**WHAT THE TASK REQUIRES**
Among the lines of this listing, determine how many contain the string "title". Answer with the number only.

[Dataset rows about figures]
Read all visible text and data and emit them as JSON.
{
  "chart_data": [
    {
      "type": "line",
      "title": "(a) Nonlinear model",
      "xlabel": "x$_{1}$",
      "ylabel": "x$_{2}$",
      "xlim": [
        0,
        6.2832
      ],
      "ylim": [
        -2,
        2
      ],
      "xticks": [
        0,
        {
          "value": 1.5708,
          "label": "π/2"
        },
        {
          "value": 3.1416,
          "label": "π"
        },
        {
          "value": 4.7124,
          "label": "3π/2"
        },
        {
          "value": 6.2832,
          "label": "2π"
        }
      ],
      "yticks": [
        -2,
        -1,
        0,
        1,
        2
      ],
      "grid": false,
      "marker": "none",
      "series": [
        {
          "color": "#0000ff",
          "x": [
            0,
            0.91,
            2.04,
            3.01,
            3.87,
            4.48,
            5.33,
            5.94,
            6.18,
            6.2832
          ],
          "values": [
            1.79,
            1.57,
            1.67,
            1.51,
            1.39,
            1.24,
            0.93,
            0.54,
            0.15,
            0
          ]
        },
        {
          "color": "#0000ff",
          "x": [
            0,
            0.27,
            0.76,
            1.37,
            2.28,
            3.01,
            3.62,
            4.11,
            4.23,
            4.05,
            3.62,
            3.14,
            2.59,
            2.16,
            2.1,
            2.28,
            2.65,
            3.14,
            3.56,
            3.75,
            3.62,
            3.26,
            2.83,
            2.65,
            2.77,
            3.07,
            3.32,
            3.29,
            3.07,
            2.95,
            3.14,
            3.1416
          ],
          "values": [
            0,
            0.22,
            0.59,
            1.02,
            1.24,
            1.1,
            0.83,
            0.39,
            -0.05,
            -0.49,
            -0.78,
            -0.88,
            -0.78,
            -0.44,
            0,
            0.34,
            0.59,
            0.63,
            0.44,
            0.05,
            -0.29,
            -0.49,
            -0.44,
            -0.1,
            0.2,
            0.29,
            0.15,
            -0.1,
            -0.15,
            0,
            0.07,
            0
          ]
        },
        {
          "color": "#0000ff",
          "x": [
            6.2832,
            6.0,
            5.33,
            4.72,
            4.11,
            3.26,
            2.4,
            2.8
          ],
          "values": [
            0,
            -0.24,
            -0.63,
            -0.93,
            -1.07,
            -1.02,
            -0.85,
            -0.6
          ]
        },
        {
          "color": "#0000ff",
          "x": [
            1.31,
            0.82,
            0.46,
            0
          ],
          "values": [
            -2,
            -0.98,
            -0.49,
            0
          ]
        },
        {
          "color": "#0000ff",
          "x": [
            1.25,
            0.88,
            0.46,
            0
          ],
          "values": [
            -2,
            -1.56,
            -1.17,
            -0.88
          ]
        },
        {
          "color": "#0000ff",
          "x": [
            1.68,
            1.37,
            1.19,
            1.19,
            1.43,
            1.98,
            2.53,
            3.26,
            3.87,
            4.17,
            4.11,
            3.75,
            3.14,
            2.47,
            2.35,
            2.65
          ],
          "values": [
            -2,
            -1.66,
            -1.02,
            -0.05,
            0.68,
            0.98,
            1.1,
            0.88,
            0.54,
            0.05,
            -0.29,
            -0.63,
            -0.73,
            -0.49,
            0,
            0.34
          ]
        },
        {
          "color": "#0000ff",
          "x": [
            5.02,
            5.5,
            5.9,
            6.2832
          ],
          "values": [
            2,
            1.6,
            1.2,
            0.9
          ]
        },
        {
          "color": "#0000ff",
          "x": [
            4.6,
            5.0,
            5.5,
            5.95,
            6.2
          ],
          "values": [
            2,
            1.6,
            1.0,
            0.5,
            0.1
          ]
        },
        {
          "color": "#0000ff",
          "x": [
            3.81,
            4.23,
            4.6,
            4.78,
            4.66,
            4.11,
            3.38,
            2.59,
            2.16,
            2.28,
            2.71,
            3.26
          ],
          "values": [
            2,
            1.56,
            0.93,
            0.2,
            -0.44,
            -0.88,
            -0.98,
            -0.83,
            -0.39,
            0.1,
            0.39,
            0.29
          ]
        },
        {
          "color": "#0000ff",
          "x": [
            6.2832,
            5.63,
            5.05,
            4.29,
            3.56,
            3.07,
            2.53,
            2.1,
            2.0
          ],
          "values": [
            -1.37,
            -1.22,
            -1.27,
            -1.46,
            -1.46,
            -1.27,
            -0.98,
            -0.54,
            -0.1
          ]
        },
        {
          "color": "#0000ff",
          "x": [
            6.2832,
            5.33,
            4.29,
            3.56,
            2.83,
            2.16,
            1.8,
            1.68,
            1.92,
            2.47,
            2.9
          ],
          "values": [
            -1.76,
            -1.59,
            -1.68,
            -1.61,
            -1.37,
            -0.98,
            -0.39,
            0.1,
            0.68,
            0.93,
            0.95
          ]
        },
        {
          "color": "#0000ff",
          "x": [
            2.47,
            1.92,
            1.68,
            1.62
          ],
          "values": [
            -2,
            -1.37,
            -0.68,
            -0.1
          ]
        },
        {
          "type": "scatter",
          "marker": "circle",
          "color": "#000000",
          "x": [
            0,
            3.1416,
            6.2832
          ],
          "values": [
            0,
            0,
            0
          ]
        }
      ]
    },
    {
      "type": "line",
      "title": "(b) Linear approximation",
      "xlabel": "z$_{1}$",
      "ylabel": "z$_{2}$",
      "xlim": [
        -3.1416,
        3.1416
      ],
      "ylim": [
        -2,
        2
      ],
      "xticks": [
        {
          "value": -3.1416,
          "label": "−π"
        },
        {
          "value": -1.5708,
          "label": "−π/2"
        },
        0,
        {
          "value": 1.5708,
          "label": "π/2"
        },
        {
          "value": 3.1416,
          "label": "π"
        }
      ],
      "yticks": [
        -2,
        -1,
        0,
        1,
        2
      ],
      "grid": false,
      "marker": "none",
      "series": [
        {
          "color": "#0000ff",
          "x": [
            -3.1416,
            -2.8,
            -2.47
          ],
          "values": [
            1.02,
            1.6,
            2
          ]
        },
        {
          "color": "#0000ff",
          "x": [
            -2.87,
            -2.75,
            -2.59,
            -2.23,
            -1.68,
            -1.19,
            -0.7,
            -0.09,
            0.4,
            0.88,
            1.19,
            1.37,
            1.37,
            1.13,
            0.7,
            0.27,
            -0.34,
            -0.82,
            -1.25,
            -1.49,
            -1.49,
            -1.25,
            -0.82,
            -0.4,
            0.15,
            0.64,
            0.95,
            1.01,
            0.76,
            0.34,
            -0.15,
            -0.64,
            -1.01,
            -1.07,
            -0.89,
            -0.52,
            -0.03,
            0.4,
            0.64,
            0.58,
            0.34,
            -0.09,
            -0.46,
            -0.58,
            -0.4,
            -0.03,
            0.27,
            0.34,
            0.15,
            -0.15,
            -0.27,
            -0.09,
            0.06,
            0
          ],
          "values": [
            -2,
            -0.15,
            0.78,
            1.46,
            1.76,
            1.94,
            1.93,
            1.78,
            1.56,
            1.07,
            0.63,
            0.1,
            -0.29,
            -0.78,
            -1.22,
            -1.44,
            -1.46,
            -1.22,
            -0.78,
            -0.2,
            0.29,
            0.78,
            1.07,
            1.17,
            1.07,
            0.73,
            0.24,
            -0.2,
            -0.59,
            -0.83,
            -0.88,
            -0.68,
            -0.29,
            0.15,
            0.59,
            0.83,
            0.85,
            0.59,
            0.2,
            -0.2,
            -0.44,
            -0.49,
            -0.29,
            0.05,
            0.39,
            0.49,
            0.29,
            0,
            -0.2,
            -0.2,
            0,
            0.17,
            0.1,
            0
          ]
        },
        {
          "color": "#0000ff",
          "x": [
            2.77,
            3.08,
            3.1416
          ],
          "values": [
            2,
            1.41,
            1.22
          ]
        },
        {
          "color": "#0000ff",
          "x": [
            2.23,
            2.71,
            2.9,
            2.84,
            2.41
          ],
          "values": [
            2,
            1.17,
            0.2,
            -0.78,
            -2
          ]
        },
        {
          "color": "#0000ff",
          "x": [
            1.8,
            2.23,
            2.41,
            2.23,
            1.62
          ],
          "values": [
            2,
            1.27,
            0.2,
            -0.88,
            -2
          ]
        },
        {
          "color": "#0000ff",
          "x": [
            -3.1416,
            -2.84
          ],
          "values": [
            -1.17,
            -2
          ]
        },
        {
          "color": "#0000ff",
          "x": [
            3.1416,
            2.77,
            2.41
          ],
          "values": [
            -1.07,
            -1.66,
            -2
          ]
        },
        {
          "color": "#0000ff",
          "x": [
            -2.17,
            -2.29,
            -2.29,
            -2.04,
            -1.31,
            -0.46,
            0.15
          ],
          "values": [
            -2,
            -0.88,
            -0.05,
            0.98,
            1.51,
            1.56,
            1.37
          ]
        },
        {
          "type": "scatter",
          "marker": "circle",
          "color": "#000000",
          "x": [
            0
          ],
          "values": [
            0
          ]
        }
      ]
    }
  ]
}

**ANSWER TO THIS PROBLEM**
2